Short problem. Repeat, without any change, the entries presented below.

[begin Recorded information]

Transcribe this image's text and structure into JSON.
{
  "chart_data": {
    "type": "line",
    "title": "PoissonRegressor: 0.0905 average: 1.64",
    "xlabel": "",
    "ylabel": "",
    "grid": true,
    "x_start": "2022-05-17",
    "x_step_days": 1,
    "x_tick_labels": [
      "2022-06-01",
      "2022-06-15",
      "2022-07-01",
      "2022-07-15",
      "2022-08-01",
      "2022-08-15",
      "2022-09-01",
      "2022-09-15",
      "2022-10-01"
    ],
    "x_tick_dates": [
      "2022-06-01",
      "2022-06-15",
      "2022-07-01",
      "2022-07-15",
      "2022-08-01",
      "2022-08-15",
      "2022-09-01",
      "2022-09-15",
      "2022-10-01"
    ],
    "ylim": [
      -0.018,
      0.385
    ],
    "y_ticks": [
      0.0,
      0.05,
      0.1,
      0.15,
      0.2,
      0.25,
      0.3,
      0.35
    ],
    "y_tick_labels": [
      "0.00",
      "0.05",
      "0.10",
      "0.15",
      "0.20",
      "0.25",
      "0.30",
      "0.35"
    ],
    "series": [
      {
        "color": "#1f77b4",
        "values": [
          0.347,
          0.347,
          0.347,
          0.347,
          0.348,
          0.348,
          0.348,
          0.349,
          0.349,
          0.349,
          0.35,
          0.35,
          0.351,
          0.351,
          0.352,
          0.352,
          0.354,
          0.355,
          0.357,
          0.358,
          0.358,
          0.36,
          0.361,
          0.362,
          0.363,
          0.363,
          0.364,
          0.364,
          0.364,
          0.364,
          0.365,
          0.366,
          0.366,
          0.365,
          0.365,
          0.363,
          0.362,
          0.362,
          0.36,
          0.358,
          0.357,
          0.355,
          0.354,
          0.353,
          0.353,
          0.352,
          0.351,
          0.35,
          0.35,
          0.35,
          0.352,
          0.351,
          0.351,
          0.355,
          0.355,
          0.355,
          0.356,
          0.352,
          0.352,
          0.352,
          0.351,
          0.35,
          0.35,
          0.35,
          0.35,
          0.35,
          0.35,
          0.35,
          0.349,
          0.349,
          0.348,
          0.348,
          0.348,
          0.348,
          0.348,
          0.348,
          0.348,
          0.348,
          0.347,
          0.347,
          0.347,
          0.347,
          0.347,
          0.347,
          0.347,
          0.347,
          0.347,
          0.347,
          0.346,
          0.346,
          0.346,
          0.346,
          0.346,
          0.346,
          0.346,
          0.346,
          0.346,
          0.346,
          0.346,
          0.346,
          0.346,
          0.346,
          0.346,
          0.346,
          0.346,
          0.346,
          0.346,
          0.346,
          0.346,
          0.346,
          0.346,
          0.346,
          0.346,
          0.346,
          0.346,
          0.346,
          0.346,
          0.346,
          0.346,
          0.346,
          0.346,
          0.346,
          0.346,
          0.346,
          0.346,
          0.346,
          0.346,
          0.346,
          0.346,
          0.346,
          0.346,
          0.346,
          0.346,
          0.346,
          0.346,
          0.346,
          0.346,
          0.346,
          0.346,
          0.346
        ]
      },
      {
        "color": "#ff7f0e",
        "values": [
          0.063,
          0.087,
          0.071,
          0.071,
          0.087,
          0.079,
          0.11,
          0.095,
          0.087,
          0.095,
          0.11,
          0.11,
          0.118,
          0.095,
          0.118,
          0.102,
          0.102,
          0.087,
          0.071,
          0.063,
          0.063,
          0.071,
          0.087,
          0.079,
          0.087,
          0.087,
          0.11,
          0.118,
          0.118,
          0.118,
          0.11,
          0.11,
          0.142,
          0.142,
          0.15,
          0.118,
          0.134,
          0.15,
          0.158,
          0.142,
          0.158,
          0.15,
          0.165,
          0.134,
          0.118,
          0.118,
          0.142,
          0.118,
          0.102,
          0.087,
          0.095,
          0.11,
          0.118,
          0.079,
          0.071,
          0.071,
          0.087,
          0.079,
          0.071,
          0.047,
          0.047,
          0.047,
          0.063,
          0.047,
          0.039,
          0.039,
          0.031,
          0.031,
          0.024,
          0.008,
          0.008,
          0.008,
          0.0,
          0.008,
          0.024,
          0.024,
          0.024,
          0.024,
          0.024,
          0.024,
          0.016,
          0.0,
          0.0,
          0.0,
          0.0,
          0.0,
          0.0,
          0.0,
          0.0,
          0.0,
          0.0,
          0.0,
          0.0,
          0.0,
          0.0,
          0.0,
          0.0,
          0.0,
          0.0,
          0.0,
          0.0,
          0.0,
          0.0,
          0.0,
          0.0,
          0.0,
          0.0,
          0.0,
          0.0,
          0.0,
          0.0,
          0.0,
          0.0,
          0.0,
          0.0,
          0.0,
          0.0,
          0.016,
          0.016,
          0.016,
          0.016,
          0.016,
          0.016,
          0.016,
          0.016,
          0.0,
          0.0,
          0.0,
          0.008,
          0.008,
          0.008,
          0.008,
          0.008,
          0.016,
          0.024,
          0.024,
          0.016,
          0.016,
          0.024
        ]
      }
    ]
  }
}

[end Recorded information]

Reply to the task.
Transcribe this image's text and structure into JSON.
{
  "chart_data": {
    "type": "line",
    "title": "PoissonRegressor: 0.0905 average: 1.64",
    "xlabel": "",
    "ylabel": "",
    "grid": true,
    "x_start": "2022-05-17",
    "x_step_days": 1,
    "x_tick_labels": [
      "2022-06-01",
      "2022-06-15",
      "2022-07-01",
      "2022-07-15",
      "2022-08-01",
      "2022-08-15",
      "2022-09-01",
      "2022-09-15",
      "2022-10-01"
    ],
    "x_tick_dates": [
      "2022-06-01",
      "2022-06-15",
      "2022-07-01",
      "2022-07-15",
      "2022-08-01",
      "2022-08-15",
      "2022-09-01",
      "2022-09-15",
      "2022-10-01"
    ],
    "ylim": [
      -0.018,
      0.385
    ],
    "y_ticks": [
      0.0,
      0.05,
      0.1,
      0.15,
      0.2,
      0.25,
      0.3,
      0.35
    ],
    "y_tick_labels": [
      "0.00",
      "0.05",
      "0.10",
      "0.15",
      "0.20",
      "0.25",
      "0.30",
      "0.35"
    ],
    "series": [
      {
        "color": "#1f77b4",
        "values": [
          0.347,
          0.347,
          0.347,
          0.347,
          0.348,
          0.348,
          0.348,
          0.349,
          0.349,
          0.349,
          0.35,
          0.35,
          0.351,
          0.351,
          0.352,
          0.352,
          0.354,
          0.355,
          0.357,
          0.358,
          0.358,
          0.36,
          0.361,
          0.362,
          0.363,
          0.363,
          0.364,
          0.364,
          0.364,
          0.364,
          0.365,
          0.366,
          0.366,
          0.365,
          0.365,
          0.363,
          0.362,
          0.362,
          0.36,
          0.358,
          0.357,
          0.355,
          0.354,
          0.353,
          0.353,
          0.352,
          0.351,
          0.35,
          0.35,
          0.35,
          0.352,
          0.351,
          0.351,
          0.355,
          0.355,
          0.355,
          0.356,
          0.352,
          0.352,
          0.352,
          0.351,
          0.35,
          0.35,
          0.35,
          0.35,
          0.35,
          0.35,
          0.35,
          0.349,
          0.349,
          0.348,
          0.348,
          0.348,
          0.348,
          0.348,
          0.348,
          0.348,
          0.348,
          0.347,
          0.347,
          0.347,
          0.347,
          0.347,
          0.347,
          0.347,
          0.347,
          0.347,
          0.347,
          0.346,
          0.346,
          0.346,
          0.346,
          0.346,
          0.346,
          0.346,
          0.346,
          0.346,
          0.346,
          0.346,
          0.346,
          0.346,
          0.346,
          0.346,
          0.346,
          0.346,
          0.346,
          0.346,
          0.346,
          0.346,
          0.346,
          0.346,
          0.346,
          0.346,
          0.346,
          0.346,
          0.346,
          0.346,
          0.346,
          0.346,
          0.346,
          0.346,
          0.346,
          0.346,
          0.346,
          0.346,
          0.346,
          0.346,
          0.346,
          0.346,
          0.346,
          0.346,
          0.346,
          0.346,
          0.346,
          0.346,
          0.346,
          0.346,
          0.346,
          0.346,
          0.346
        ]
      },
      {
        "color": "#ff7f0e",
        "values": [
          0.063,
          0.087,
          0.071,
          0.071,
          0.087,
          0.079,
          0.11,
          0.095,
          0.087,
          0.095,
          0.11,
          0.11,
          0.118,
          0.095,
          0.118,
          0.102,
          0.102,
          0.087,
          0.071,
          0.063,
          0.063,
          0.071,
          0.087,
          0.079,
          0.087,
          0.087,
          0.11,
          0.118,
          0.118,
          0.118,
          0.11,
          0.11,
          0.142,
          0.142,
          0.15,
          0.118,
          0.134,
          0.15,
          0.158,
          0.142,
          0.158,
          0.15,
          0.165,
          0.134,
          0.118,
          0.118,
          0.142,
          0.118,
          0.102,
          0.087,
          0.095,
          0.11,
          0.118,
          0.079,
          0.071,
          0.071,
          0.087,
          0.079,
          0.071,
          0.047,
          0.047,
          0.047,
          0.063,
          0.047,
          0.039,
          0.039,
          0.031,
          0.031,
          0.024,
          0.008,
          0.008,
          0.008,
          0.0,
          0.008,
          0.024,
          0.024,
          0.024,
          0.024,
          0.024,
          0.024,
          0.016,
          0.0,
          0.0,
          0.0,
          0.0,
          0.0,
          0.0,
          0.0,
          0.0,
          0.0,
          0.0,
          0.0,
          0.0,
          0.0,
          0.0,
          0.0,
          0.0,
          0.0,
          0.0,
          0.0,
          0.0,
          0.0,
          0.0,
          0.0,
          0.0,
          0.0,
          0.0,
          0.0,
          0.0,
          0.0,
          0.0,
          0.0,
          0.0,
          0.0,
          0.0,
          0.0,
          0.0,
          0.016,
          0.016,
          0.016,
          0.016,
          0.016,
          0.016,
          0.016,
          0.016,
          0.0,
          0.0,
          0.0,
          0.008,
          0.008,
          0.008,
          0.008,
          0.008,
          0.016,
          0.024,
          0.024,
          0.016,
          0.016,
          0.024
        ]
      }
    ]
  }
}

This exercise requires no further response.